### Extracted data entries
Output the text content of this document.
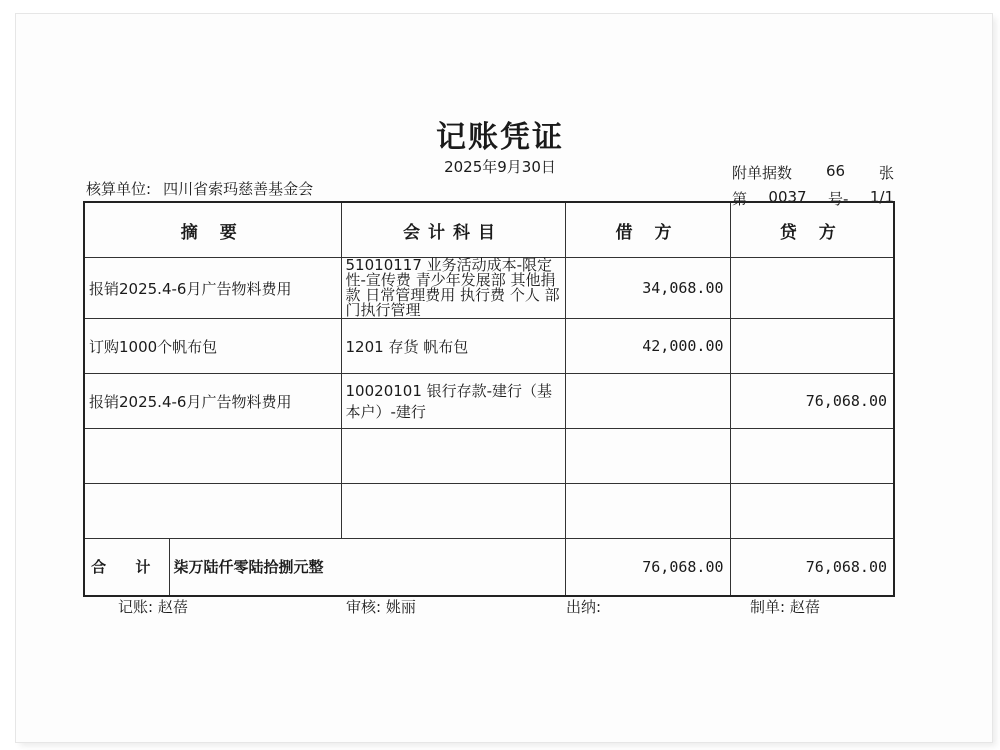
记账凭证
2025年9月30日
核算单位: 四川省索玛慈善基金会
附单据数 66 张
第 0037 号- 1/1
摘 要		会计科目	借 方	贷 方
报销2025.4-6月广告物料费用		51010117 业务活动成本-限定性-宣传费 青少年发展部 其他捐款 日常管理费用 执行费 个人 部门执行管理	34,068.00	
订购1000个帆布包		1201 存货 帆布包	42,000.00	
报销2025.4-6月广告物料费用		10020101 银行存款-建行（基本户）-建行		76,068.00

合 计	柒万陆仟零陆拾捌元整		76,068.00	76,068.00
记账: 赵蓓	审核: 姚丽	出纳:	制单: 赵蓓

### GOAL OF THE EXERCISE
Please repeat the entries exactly. Do not include the pictures.

### SOLUTION TO THE PROBLEM
Output the text content of this document.
记账凭证
2025年9月30日
核算单位: 四川省索玛慈善基金会
附单据数 66 张
第 0037 号- 1/1
摘 要		会计科目	借 方	贷 方
报销2025.4-6月广告物料费用		51010117 业务活动成本-限定性-宣传费 青少年发展部 其他捐款 日常管理费用 执行费 个人 部门执行管理	34,068.00	
订购1000个帆布包		1201 存货 帆布包	42,000.00	
报销2025.4-6月广告物料费用		10020101 银行存款-建行（基本户）-建行		76,068.00

合 计	柒万陆仟零陆拾捌元整		76,068.00	76,068.00
记账: 赵蓓	审核: 姚丽	出纳:	制单: 赵蓓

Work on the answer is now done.